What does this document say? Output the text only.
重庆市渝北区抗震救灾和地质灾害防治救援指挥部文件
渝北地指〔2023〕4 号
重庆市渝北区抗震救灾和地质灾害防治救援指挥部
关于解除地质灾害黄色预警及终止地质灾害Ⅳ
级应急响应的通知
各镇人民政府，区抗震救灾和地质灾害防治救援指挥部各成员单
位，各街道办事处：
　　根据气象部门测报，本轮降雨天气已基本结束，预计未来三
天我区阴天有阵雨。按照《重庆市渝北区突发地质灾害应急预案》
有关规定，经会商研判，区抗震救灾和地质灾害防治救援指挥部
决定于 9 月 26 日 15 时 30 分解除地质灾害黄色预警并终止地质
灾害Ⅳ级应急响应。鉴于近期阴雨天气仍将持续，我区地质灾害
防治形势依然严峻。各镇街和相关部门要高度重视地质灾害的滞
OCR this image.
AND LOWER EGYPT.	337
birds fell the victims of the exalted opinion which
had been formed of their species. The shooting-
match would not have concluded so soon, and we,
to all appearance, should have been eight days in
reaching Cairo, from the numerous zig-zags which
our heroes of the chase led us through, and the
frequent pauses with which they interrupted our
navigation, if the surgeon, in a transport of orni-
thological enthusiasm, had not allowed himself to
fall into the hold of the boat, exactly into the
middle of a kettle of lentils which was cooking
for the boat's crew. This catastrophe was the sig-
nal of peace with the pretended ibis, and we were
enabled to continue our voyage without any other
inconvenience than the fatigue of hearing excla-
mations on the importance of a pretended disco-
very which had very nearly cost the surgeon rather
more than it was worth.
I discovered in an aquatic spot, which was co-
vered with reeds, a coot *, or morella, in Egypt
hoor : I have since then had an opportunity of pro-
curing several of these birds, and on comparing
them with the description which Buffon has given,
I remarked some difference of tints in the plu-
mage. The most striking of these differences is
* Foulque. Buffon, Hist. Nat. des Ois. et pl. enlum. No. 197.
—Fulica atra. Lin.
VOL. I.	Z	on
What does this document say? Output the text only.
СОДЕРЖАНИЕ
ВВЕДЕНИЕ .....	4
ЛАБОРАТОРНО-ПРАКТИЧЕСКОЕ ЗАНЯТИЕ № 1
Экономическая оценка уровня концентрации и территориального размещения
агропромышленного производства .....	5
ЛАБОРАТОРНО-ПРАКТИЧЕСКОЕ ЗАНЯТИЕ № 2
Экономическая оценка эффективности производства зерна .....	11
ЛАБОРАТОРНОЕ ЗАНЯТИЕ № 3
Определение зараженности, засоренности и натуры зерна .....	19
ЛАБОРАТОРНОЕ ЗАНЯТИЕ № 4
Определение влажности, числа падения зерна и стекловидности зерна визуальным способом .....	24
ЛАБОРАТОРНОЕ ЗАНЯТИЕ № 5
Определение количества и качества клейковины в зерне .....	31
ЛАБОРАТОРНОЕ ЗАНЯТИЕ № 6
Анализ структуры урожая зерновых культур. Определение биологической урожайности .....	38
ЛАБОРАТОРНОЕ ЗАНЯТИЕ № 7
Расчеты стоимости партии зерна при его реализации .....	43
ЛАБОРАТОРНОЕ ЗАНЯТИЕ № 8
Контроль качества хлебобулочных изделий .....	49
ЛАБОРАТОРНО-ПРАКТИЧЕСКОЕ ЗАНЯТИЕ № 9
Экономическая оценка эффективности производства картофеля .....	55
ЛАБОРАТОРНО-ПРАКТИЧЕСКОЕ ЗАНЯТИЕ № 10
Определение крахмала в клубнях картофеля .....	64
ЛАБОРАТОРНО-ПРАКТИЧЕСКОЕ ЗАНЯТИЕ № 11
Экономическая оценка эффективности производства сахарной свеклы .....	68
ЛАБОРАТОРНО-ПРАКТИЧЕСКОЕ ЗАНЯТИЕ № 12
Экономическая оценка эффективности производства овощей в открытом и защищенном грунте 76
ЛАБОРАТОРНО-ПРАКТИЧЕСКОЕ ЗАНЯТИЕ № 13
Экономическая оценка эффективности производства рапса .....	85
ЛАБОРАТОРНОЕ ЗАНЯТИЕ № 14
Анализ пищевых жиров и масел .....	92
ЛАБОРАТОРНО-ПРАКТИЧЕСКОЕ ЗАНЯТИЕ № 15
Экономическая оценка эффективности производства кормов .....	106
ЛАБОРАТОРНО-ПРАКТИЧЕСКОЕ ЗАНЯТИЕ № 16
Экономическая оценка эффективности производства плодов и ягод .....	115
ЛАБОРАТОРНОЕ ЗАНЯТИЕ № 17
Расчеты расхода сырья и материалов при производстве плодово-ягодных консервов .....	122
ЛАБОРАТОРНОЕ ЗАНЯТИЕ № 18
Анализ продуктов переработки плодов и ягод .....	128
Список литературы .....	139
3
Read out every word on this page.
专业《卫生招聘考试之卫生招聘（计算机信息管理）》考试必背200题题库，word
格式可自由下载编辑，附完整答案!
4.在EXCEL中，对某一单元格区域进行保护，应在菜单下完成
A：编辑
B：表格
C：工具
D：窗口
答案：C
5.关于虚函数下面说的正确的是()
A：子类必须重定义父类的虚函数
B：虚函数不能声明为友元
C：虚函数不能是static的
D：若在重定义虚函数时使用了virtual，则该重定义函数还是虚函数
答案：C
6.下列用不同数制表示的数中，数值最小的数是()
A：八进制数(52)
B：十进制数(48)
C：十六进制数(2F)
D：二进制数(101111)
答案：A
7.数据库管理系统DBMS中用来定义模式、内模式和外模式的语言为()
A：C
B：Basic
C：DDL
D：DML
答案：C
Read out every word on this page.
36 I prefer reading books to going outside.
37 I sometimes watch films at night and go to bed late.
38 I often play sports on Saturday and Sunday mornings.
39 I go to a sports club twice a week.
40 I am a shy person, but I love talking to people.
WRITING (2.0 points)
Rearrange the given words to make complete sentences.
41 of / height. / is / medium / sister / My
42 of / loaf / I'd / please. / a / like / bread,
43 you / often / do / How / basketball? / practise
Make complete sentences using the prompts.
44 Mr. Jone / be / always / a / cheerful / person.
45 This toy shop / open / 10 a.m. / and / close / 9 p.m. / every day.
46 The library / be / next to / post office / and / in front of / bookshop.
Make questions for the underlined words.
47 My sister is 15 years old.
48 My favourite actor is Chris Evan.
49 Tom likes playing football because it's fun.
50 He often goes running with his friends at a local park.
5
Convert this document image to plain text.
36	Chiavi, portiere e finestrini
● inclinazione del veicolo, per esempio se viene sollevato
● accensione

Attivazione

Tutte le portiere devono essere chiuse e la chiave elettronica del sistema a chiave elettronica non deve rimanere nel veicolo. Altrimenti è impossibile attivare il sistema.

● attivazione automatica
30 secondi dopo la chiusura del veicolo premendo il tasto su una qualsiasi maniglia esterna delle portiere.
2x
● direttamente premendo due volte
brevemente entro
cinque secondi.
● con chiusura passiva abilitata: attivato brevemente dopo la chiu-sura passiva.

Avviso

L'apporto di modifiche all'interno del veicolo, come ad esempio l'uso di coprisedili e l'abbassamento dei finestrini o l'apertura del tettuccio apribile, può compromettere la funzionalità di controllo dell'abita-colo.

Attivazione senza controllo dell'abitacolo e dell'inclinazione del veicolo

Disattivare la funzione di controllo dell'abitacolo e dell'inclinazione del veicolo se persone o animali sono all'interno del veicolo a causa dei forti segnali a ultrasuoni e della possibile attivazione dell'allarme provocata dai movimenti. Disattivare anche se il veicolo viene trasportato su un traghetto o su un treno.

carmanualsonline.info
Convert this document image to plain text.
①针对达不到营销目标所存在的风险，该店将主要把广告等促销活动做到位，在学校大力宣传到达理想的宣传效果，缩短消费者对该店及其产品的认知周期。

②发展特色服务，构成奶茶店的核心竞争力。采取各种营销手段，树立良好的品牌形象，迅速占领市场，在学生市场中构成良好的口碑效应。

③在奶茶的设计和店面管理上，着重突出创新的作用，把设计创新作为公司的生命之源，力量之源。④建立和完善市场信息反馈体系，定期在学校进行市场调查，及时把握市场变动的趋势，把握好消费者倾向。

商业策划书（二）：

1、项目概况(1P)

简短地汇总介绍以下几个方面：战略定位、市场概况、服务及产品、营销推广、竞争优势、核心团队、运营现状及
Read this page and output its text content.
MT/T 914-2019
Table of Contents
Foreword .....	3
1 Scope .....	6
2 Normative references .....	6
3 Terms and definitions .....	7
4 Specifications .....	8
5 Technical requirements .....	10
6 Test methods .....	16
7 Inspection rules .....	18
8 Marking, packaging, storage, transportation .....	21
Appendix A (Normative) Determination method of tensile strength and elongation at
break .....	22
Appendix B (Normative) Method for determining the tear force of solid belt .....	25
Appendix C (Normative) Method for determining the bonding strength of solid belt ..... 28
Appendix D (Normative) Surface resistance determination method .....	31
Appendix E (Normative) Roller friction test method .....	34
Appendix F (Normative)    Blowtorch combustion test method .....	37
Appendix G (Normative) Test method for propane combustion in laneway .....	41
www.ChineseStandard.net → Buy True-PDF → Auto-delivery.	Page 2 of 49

• • • •

Copy out every line from the material above in which the word "качества" appears.

- **Reply to the exercise**
Определение количества и качества клейковины в зерне .....	31
Контроль качества хлебобулочных изделий .....	49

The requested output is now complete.